▸ SET PROBLEM: Reproduce the listing below in full and without alteration, apart from its pictures.
□ □ □ □ □ □ □
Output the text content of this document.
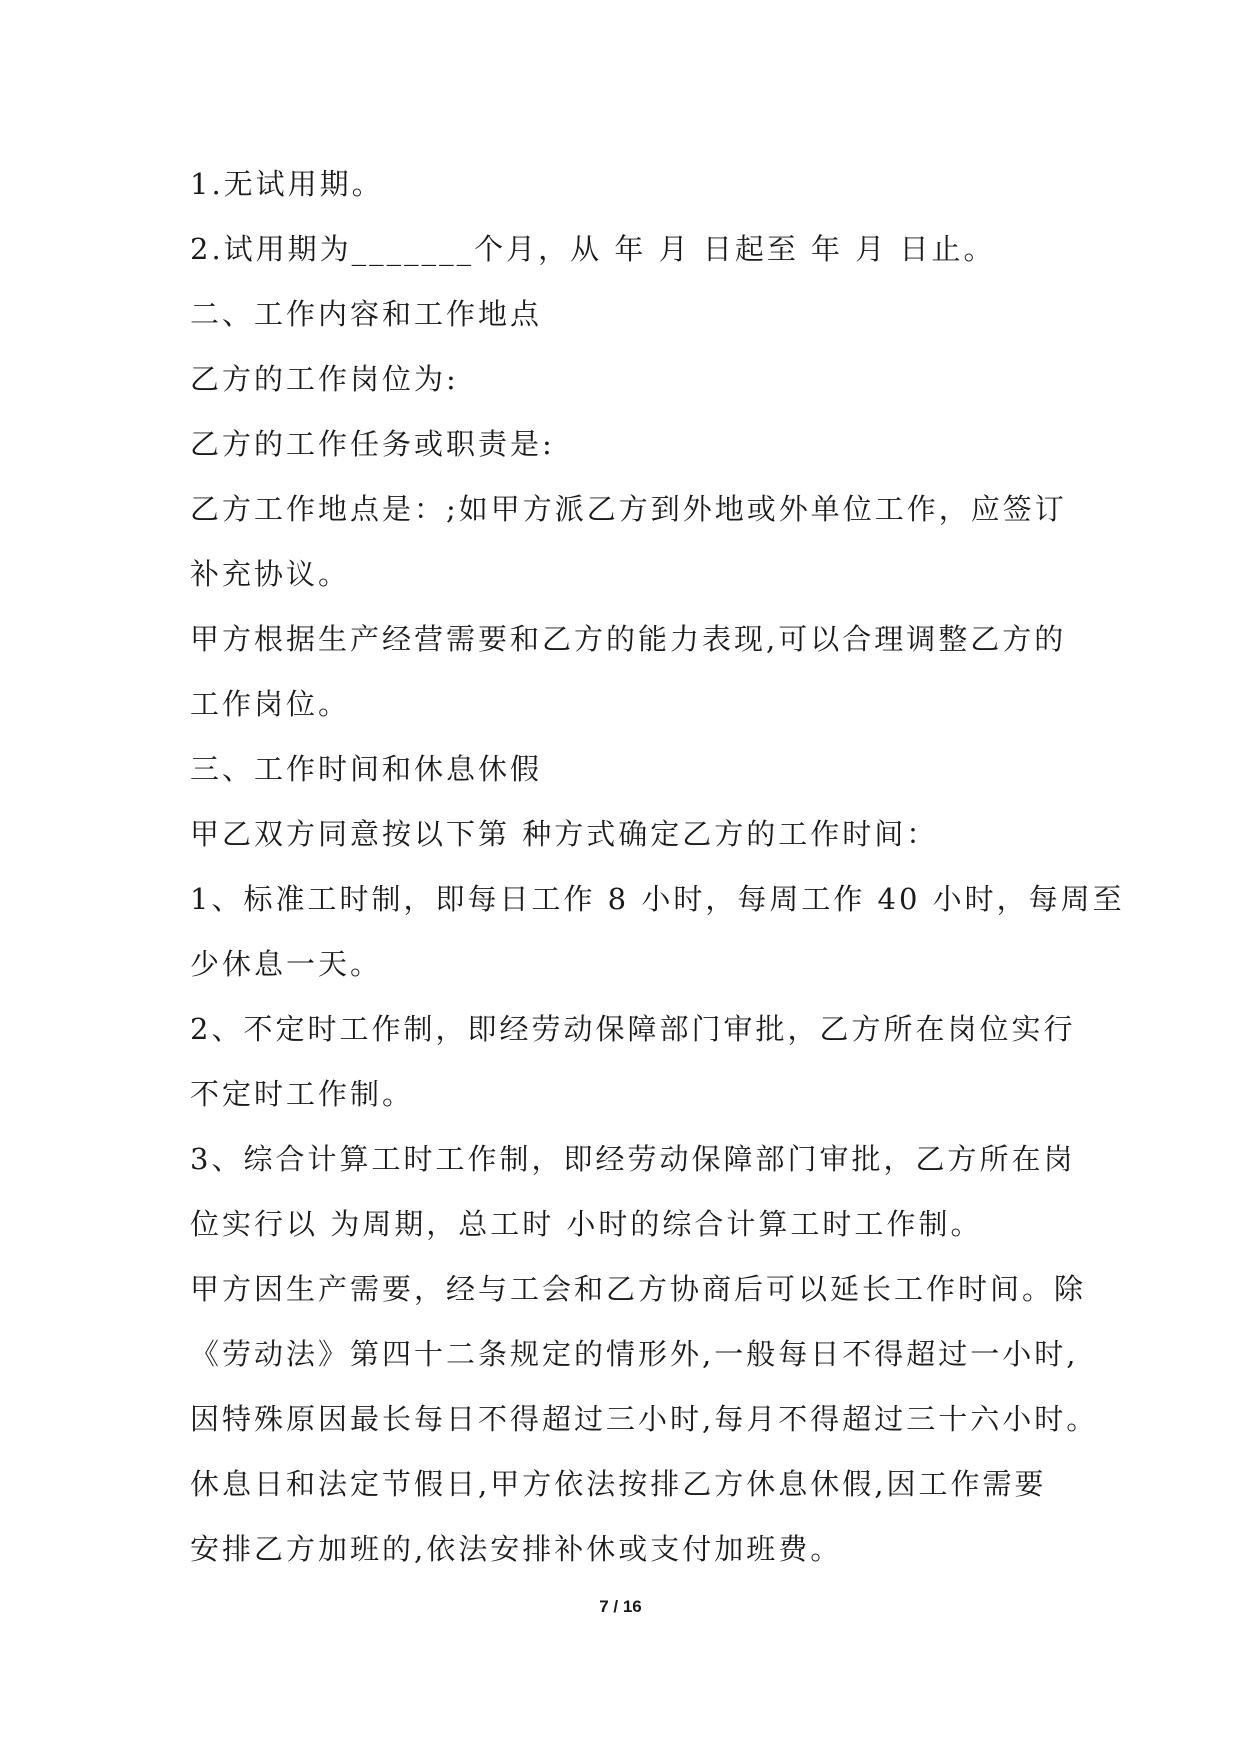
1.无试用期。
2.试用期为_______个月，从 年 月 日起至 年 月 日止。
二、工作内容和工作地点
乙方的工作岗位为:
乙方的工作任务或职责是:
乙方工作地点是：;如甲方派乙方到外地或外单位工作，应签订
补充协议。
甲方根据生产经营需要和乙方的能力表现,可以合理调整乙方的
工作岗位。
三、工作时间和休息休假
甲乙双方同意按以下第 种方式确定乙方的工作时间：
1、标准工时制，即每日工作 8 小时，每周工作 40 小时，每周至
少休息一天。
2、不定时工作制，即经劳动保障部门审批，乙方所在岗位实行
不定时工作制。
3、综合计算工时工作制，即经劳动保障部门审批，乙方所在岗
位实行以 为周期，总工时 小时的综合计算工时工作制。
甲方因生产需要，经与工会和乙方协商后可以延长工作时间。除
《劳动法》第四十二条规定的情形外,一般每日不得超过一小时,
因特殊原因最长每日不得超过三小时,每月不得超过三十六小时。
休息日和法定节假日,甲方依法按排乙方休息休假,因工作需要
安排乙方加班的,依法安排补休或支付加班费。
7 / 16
□ □ □ □ □ □ □
▸ OUTPUT OF THE TASK:
Output the text content of this document.
1.无试用期。
2.试用期为_______个月，从 年 月 日起至 年 月 日止。
二、工作内容和工作地点
乙方的工作岗位为:
乙方的工作任务或职责是:
乙方工作地点是：;如甲方派乙方到外地或外单位工作，应签订
补充协议。
甲方根据生产经营需要和乙方的能力表现,可以合理调整乙方的
工作岗位。
三、工作时间和休息休假
甲乙双方同意按以下第 种方式确定乙方的工作时间：
1、标准工时制，即每日工作 8 小时，每周工作 40 小时，每周至
少休息一天。
2、不定时工作制，即经劳动保障部门审批，乙方所在岗位实行
不定时工作制。
3、综合计算工时工作制，即经劳动保障部门审批，乙方所在岗
位实行以 为周期，总工时 小时的综合计算工时工作制。
甲方因生产需要，经与工会和乙方协商后可以延长工作时间。除
《劳动法》第四十二条规定的情形外,一般每日不得超过一小时,
因特殊原因最长每日不得超过三小时,每月不得超过三十六小时。
休息日和法定节假日,甲方依法按排乙方休息休假,因工作需要
安排乙方加班的,依法安排补休或支付加班费。
7 / 16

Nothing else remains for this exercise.